### Short task:
Begin with the line holding "What text is on this page?" and write out each following line to the end of the data, exactly. Pictures are left out.

### Supplied records:
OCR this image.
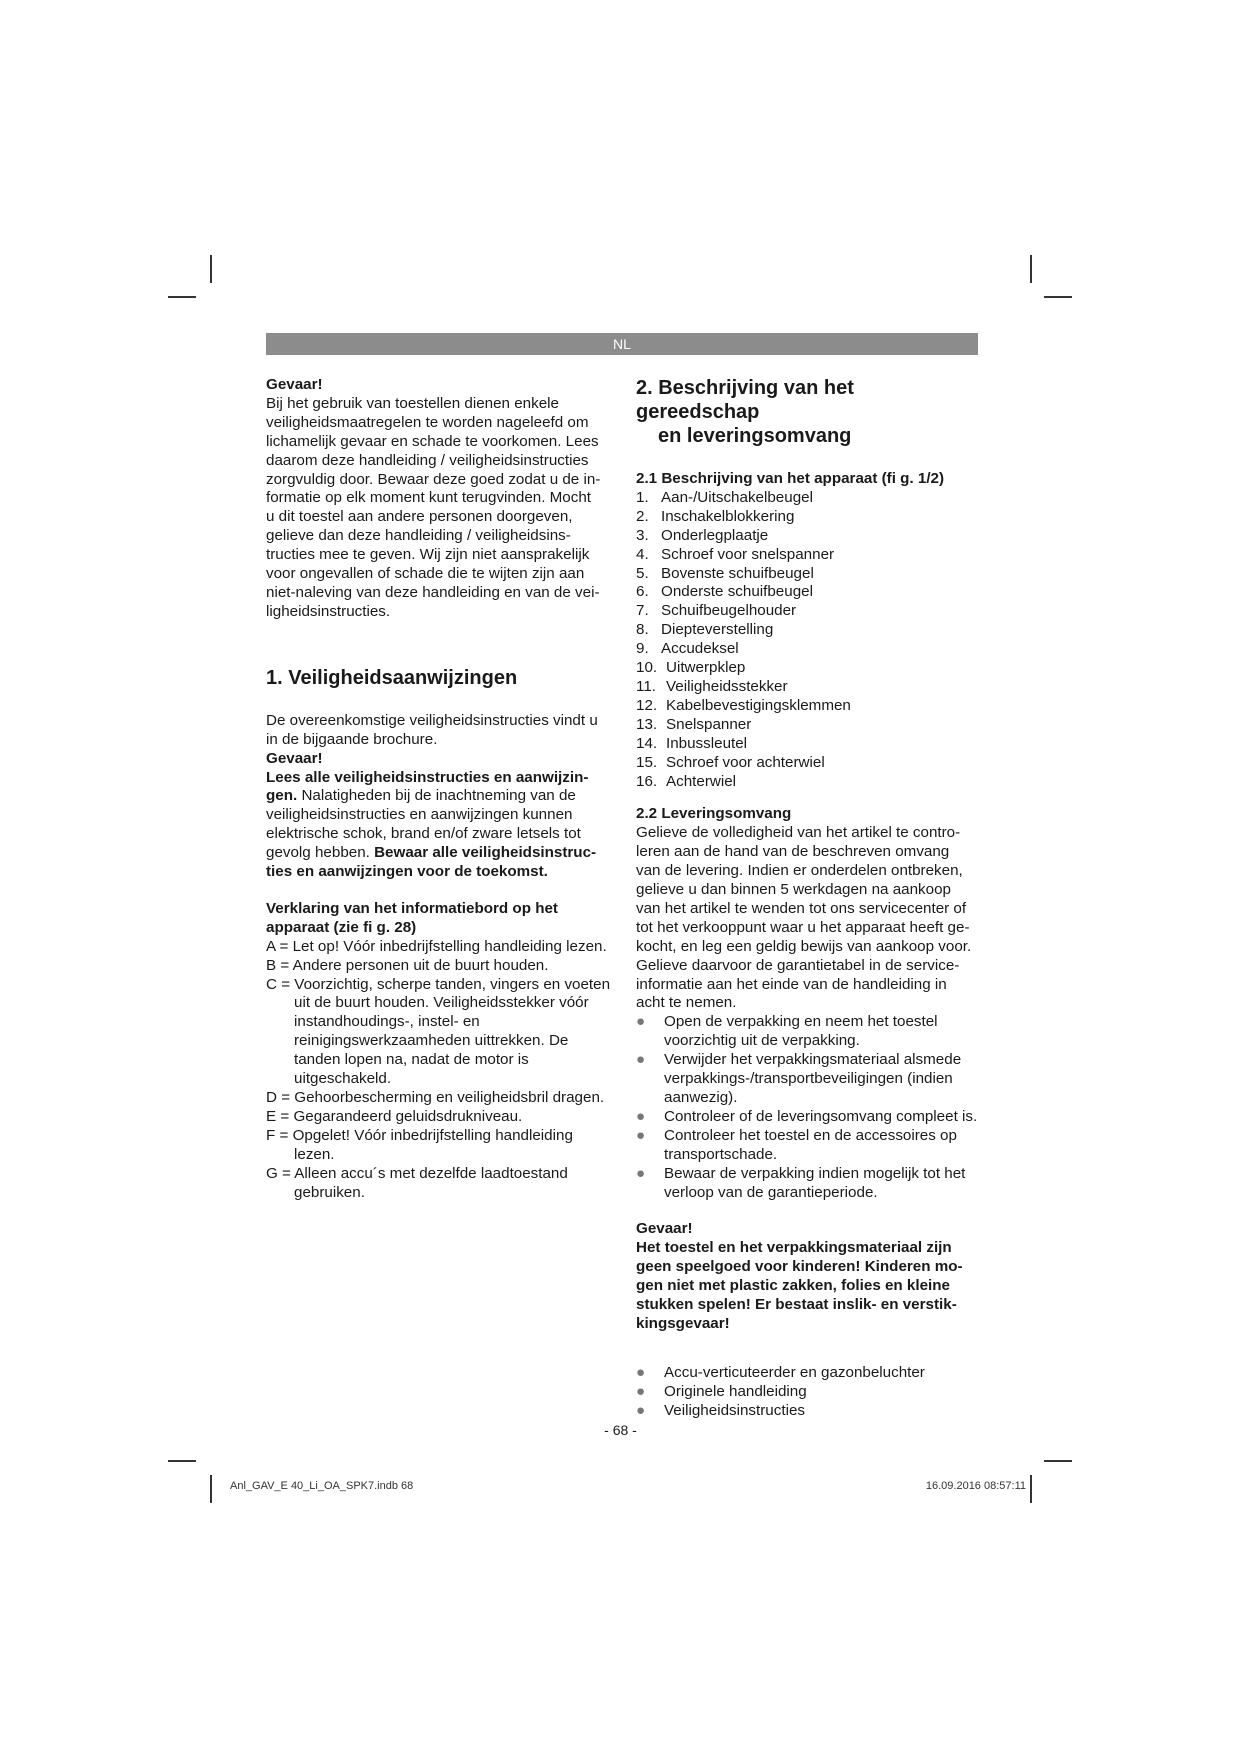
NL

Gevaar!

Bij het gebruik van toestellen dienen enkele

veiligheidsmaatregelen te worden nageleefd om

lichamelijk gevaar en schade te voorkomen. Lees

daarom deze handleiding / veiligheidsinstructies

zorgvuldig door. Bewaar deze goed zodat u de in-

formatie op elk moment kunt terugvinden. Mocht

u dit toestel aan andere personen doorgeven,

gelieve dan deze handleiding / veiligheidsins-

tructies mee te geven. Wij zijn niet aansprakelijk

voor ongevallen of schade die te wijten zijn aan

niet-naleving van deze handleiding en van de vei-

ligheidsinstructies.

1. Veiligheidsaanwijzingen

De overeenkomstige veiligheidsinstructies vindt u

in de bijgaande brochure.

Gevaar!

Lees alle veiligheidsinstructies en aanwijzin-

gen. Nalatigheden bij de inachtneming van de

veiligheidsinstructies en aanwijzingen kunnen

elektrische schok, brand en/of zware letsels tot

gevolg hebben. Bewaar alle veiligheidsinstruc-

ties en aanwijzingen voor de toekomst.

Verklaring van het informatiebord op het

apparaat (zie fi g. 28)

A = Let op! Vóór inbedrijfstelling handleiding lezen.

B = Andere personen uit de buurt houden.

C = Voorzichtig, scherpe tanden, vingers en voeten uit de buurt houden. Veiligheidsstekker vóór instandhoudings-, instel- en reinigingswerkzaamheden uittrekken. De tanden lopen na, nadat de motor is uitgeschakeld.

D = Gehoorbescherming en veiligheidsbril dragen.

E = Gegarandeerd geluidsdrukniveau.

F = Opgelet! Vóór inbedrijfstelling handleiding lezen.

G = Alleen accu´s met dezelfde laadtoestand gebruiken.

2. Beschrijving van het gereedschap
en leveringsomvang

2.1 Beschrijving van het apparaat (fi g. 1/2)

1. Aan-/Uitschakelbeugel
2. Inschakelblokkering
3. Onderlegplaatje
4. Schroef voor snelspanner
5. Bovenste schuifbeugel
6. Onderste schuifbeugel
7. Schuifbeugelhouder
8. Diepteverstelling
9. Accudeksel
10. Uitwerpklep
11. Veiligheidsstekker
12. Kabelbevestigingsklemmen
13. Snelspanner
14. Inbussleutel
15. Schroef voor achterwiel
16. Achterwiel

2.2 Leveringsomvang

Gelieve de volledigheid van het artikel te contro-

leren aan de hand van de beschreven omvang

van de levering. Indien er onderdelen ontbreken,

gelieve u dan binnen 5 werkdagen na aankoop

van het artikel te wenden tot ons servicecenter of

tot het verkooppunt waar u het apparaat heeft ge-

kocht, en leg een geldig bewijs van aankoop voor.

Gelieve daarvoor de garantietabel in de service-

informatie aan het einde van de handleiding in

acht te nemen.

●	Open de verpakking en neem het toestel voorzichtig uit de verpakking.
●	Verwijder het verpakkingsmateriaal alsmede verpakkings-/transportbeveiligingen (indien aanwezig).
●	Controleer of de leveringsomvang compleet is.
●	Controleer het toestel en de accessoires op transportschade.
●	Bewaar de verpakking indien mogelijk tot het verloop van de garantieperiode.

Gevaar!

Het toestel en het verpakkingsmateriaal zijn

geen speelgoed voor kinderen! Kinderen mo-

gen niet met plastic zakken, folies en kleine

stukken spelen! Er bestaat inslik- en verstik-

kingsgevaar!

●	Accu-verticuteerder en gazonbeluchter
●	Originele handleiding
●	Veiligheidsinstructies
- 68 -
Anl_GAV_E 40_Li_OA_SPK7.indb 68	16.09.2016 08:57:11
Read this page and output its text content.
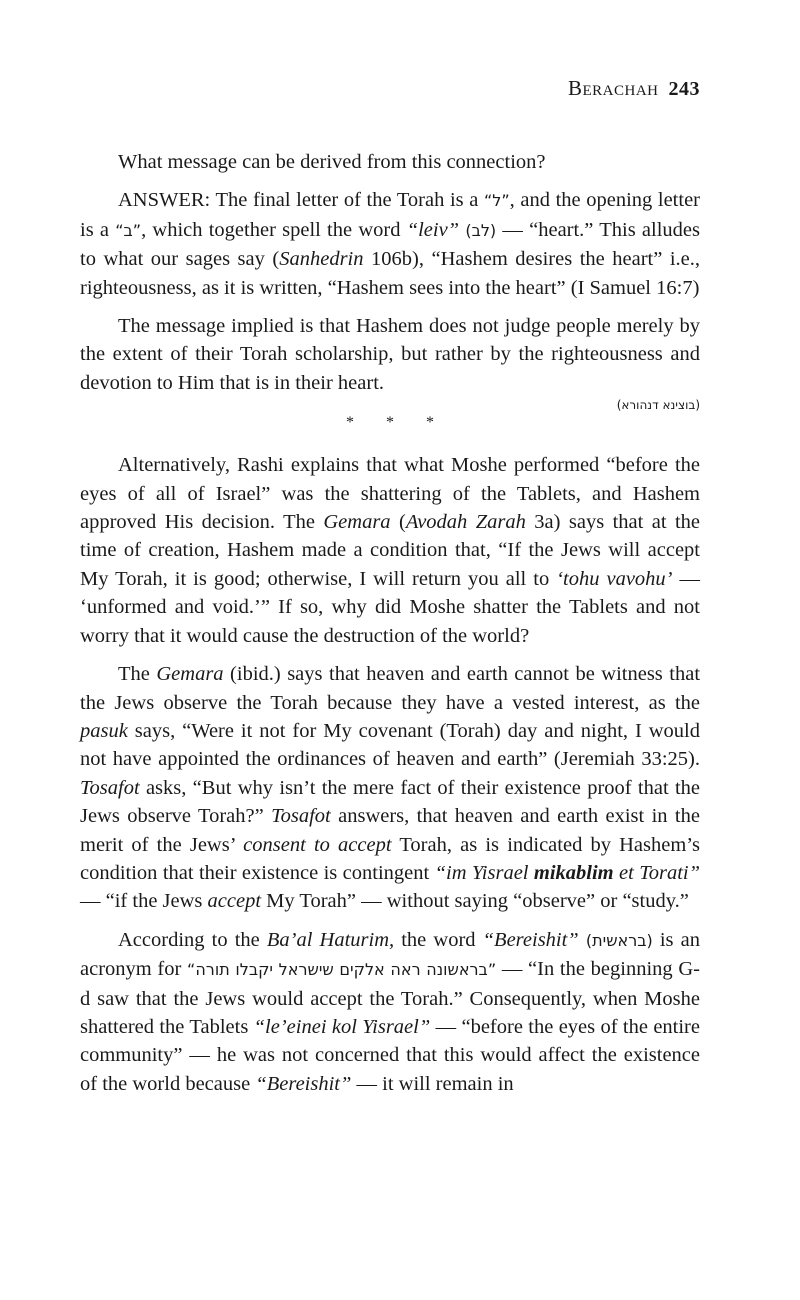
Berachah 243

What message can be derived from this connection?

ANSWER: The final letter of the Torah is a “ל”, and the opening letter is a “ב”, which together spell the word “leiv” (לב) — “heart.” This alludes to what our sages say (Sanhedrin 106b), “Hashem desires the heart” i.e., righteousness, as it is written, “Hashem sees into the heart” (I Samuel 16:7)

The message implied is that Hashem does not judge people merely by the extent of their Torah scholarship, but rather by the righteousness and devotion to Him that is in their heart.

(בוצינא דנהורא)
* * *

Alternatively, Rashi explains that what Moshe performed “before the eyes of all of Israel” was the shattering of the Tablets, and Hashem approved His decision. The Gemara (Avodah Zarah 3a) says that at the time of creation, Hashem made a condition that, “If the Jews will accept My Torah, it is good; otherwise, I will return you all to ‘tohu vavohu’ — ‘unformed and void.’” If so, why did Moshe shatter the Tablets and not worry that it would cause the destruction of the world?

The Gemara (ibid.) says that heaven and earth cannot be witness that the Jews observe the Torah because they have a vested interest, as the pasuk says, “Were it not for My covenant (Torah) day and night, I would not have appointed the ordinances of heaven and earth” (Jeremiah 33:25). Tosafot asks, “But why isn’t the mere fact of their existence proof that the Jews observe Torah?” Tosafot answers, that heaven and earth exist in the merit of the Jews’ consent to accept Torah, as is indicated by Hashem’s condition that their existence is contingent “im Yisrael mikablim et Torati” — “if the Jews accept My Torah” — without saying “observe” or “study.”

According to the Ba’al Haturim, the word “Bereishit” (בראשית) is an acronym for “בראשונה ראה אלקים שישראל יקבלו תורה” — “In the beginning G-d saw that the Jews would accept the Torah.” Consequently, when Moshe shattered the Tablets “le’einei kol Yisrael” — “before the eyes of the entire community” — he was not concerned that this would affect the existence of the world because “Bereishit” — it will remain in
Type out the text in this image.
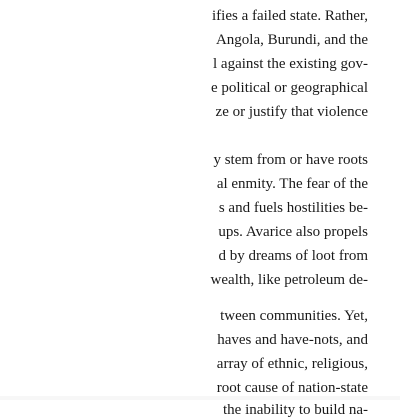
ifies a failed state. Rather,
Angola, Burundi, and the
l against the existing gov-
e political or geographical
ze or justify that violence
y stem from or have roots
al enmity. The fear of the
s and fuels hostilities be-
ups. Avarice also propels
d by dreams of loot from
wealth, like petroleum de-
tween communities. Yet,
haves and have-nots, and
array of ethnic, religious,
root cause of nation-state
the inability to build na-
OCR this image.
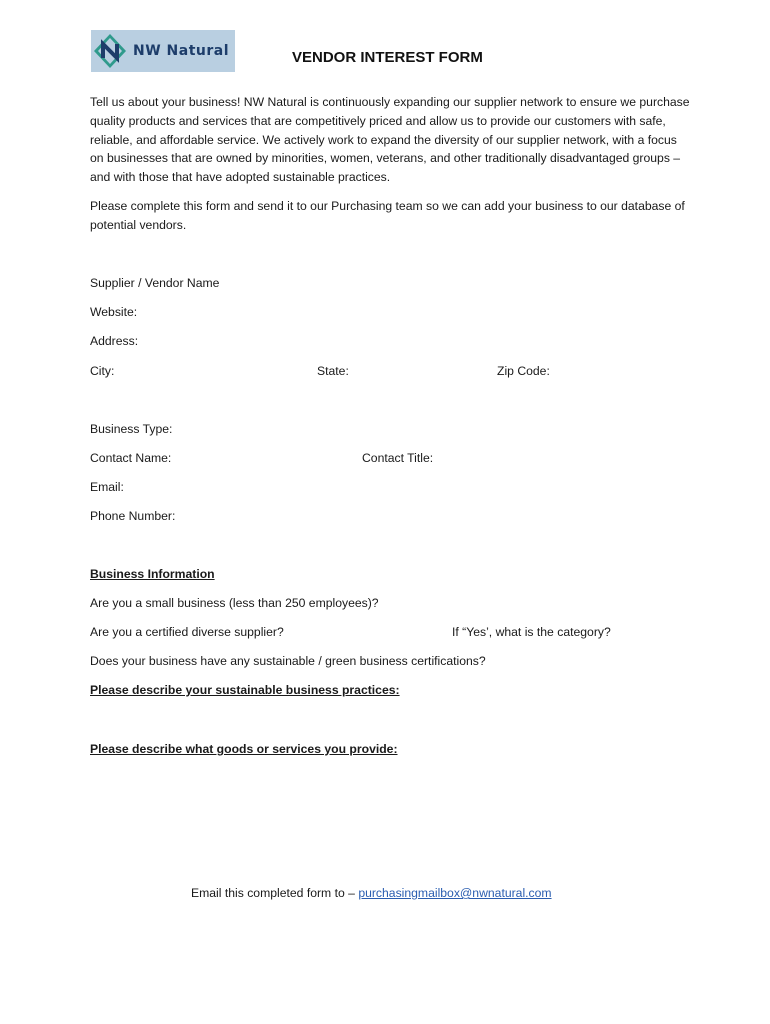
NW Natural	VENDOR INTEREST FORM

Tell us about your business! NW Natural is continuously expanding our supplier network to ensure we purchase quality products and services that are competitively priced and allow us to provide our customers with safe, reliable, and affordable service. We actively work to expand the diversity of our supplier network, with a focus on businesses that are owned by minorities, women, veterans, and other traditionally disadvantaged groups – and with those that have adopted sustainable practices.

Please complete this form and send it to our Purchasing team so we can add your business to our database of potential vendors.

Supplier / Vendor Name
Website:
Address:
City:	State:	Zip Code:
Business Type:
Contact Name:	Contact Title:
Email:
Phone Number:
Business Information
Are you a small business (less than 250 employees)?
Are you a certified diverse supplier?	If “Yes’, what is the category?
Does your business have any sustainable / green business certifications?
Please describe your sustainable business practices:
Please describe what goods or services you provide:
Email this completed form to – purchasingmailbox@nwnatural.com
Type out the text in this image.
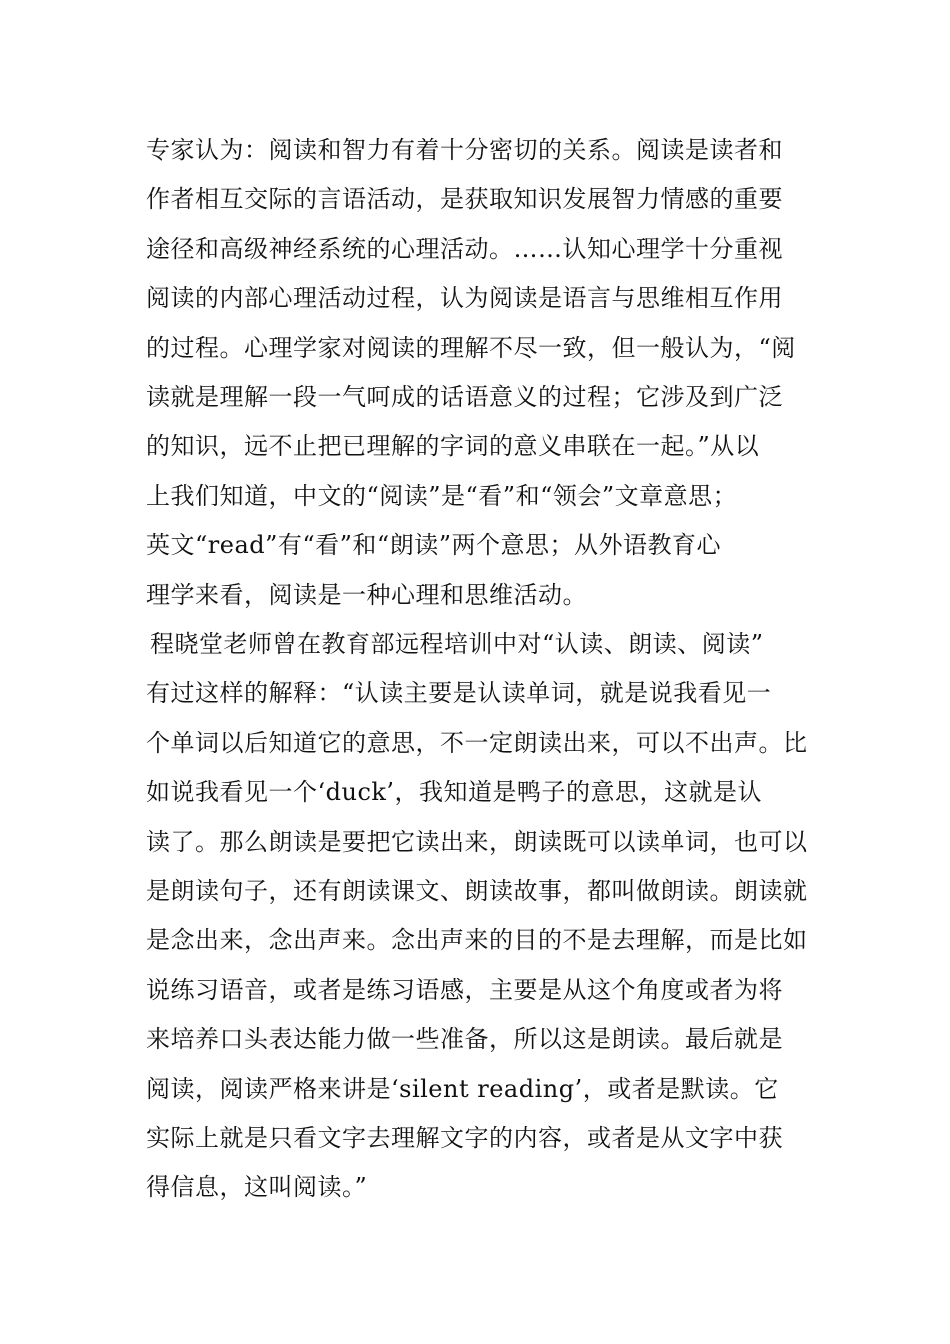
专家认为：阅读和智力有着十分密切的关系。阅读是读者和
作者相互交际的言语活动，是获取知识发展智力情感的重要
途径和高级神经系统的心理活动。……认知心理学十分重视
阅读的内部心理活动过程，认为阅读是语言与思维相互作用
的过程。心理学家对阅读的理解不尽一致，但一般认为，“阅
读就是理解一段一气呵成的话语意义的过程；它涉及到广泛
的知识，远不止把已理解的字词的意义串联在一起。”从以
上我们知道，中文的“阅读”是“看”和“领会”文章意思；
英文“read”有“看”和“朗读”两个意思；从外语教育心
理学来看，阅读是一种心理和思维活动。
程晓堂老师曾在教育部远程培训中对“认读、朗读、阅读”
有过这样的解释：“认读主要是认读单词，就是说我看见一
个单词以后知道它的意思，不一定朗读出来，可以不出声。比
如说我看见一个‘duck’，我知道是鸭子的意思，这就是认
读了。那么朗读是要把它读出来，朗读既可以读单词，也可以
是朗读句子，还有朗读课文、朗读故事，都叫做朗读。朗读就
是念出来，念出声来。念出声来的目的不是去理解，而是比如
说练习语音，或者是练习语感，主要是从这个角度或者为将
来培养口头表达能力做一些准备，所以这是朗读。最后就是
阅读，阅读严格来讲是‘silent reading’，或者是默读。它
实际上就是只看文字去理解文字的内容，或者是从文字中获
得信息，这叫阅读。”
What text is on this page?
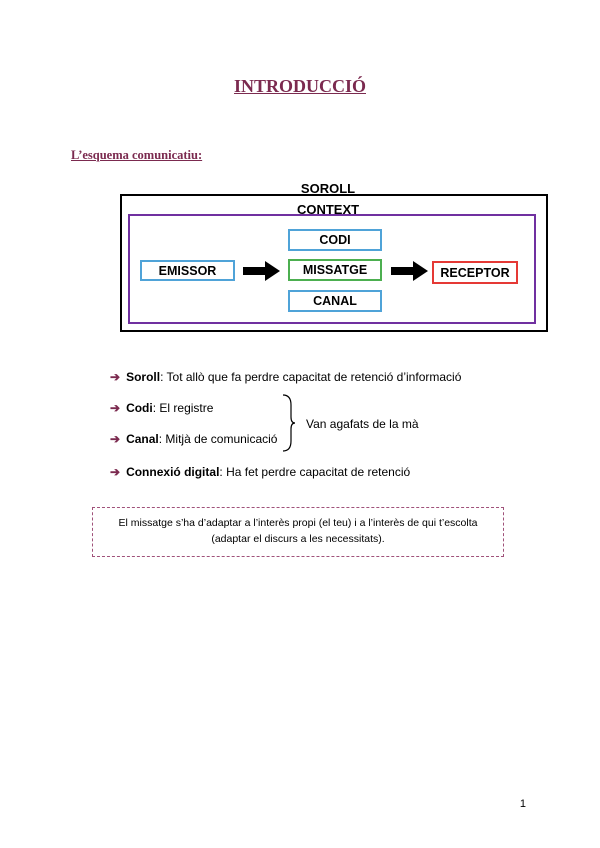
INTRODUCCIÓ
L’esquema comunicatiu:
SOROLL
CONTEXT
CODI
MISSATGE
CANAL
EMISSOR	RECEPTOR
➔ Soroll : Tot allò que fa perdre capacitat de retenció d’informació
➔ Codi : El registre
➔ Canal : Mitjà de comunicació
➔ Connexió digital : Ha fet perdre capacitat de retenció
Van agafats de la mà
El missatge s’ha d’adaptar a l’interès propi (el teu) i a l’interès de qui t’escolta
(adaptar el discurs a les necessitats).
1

### Result:
What text is on this page?
INTRODUCCIÓ
L’esquema comunicatiu:
SOROLL
CONTEXT
CODI
MISSATGE
CANAL
EMISSOR	RECEPTOR
➔ Soroll : Tot allò que fa perdre capacitat de retenció d’informació
➔ Codi : El registre
➔ Canal : Mitjà de comunicació
➔ Connexió digital : Ha fet perdre capacitat de retenció
Van agafats de la mà
El missatge s’ha d’adaptar a l’interès propi (el teu) i a l’interès de qui t’escolta
(adaptar el discurs a les necessitats).
1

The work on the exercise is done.